Instruction
Repeat the data below exactly, dropping any pictures it holds.
··· Stored data ···
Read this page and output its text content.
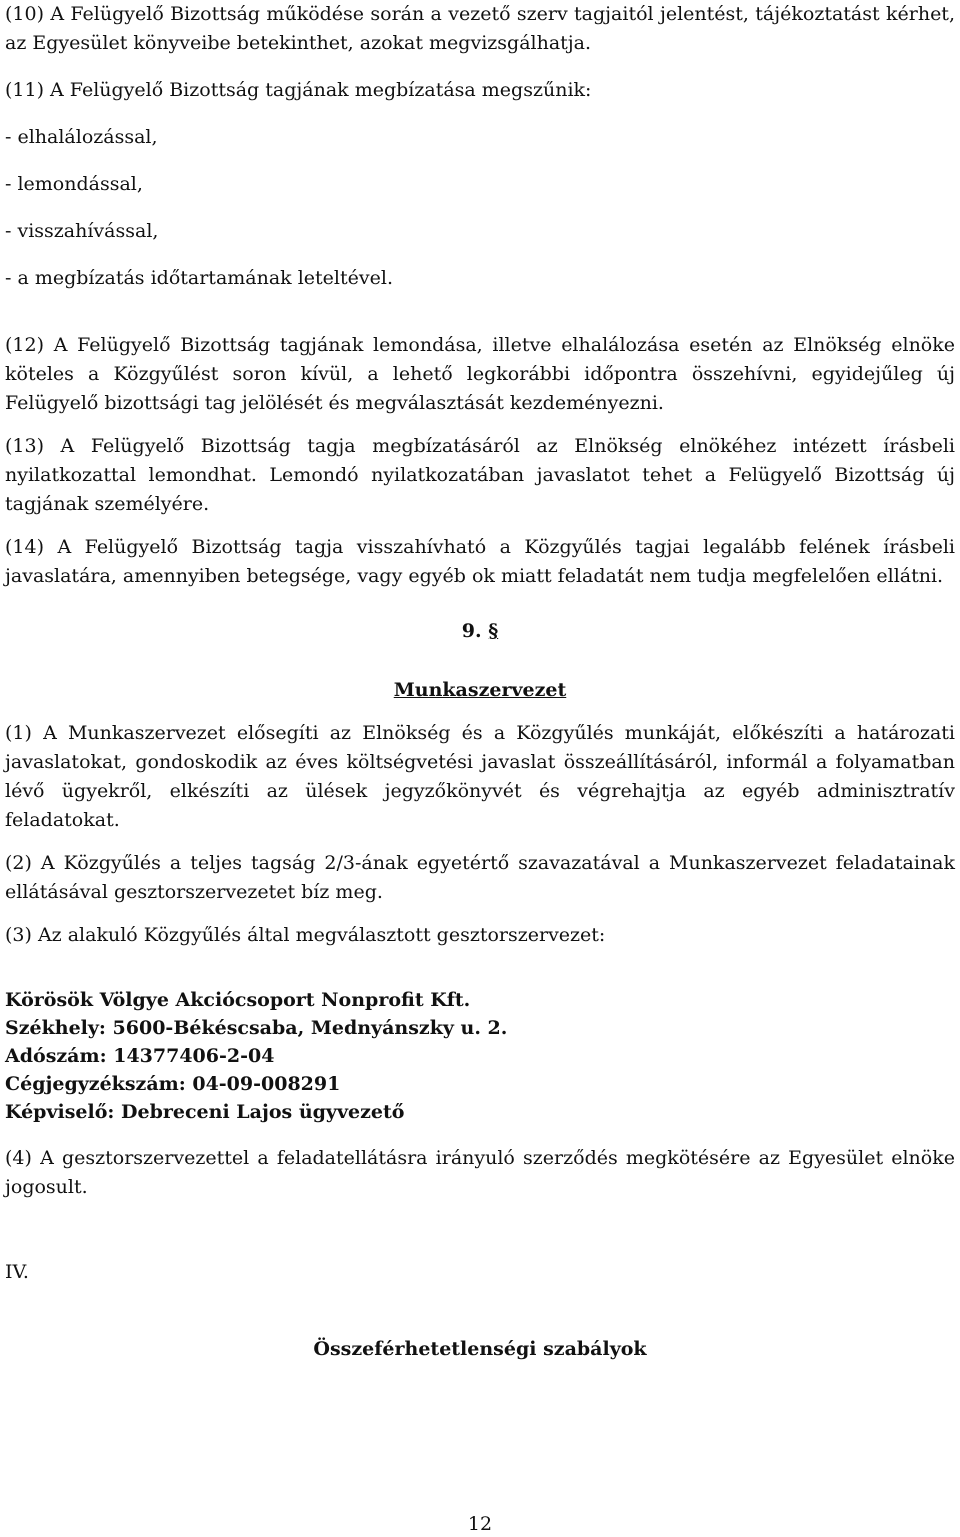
(10) A Felügyelő Bizottság működése során a vezető szerv tagjaitól jelentést, tájékoztatást kérhet, az Egyesület könyveibe betekinthet, azokat megvizsgálhatja.

(11) A Felügyelő Bizottság tagjának megbízatása megszűnik:

- elhalálozással,

- lemondással,

- visszahívással,

- a megbízatás időtartamának leteltével.

(12) A Felügyelő Bizottság tagjának lemondása, illetve elhalálozása esetén az Elnökség elnöke köteles a Közgyűlést soron kívül, a lehető legkorábbi időpontra összehívni, egyidejűleg új Felügyelő bizottsági tag jelölését és megválasztását kezdeményezni.

(13) A Felügyelő Bizottság tagja megbízatásáról az Elnökség elnökéhez intézett írásbeli nyilatkozattal lemondhat. Lemondó nyilatkozatában javaslatot tehet a Felügyelő Bizottság új tagjának személyére.

(14) A Felügyelő Bizottság tagja visszahívható a Közgyűlés tagjai legalább felének írásbeli javaslatára, amennyiben betegsége, vagy egyéb ok miatt feladatát nem tudja megfelelően ellátni.

9. §

Munkaszervezet

(1) A Munkaszervezet elősegíti az Elnökség és a Közgyűlés munkáját, előkészíti a határozati javaslatokat, gondoskodik az éves költségvetési javaslat összeállításáról, informál a folyamatban lévő ügyekről, elkészíti az ülések jegyzőkönyvét és végrehajtja az egyéb adminisztratív feladatokat.

(2) A Közgyűlés a teljes tagság 2/3-ának egyetértő szavazatával a Munkaszervezet feladatainak ellátásával gesztorszervezetet bíz meg.

(3) Az alakuló Közgyűlés által megválasztott gesztorszervezet:

Körösök Völgye Akciócsoport Nonprofit Kft.

Székhely: 5600-Békéscsaba, Mednyánszky u. 2.

Adószám: 14377406-2-04

Cégjegyzékszám: 04-09-008291

Képviselő: Debreceni Lajos ügyvezető

(4) A gesztorszervezettel a feladatellátásra irányuló szerződés megkötésére az Egyesület elnöke jogosult.

IV.

Összeférhetetlenségi szabályok

12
···
The completed task
Read this page and output its text content.
(10) A Felügyelő Bizottság működése során a vezető szerv tagjaitól jelentést, tájékoztatást kérhet, az Egyesület könyveibe betekinthet, azokat megvizsgálhatja.

(11) A Felügyelő Bizottság tagjának megbízatása megszűnik:

- elhalálozással,

- lemondással,

- visszahívással,

- a megbízatás időtartamának leteltével.

(12) A Felügyelő Bizottság tagjának lemondása, illetve elhalálozása esetén az Elnökség elnöke köteles a Közgyűlést soron kívül, a lehető legkorábbi időpontra összehívni, egyidejűleg új Felügyelő bizottsági tag jelölését és megválasztását kezdeményezni.

(13) A Felügyelő Bizottság tagja megbízatásáról az Elnökség elnökéhez intézett írásbeli nyilatkozattal lemondhat. Lemondó nyilatkozatában javaslatot tehet a Felügyelő Bizottság új tagjának személyére.

(14) A Felügyelő Bizottság tagja visszahívható a Közgyűlés tagjai legalább felének írásbeli javaslatára, amennyiben betegsége, vagy egyéb ok miatt feladatát nem tudja megfelelően ellátni.

9. §

Munkaszervezet

(1) A Munkaszervezet elősegíti az Elnökség és a Közgyűlés munkáját, előkészíti a határozati javaslatokat, gondoskodik az éves költségvetési javaslat összeállításáról, informál a folyamatban lévő ügyekről, elkészíti az ülések jegyzőkönyvét és végrehajtja az egyéb adminisztratív feladatokat.

(2) A Közgyűlés a teljes tagság 2/3-ának egyetértő szavazatával a Munkaszervezet feladatainak ellátásával gesztorszervezetet bíz meg.

(3) Az alakuló Közgyűlés által megválasztott gesztorszervezet:

Körösök Völgye Akciócsoport Nonprofit Kft.

Székhely: 5600-Békéscsaba, Mednyánszky u. 2.

Adószám: 14377406-2-04

Cégjegyzékszám: 04-09-008291

Képviselő: Debreceni Lajos ügyvezető

(4) A gesztorszervezettel a feladatellátásra irányuló szerződés megkötésére az Egyesület elnöke jogosult.

IV.

Összeférhetetlenségi szabályok

12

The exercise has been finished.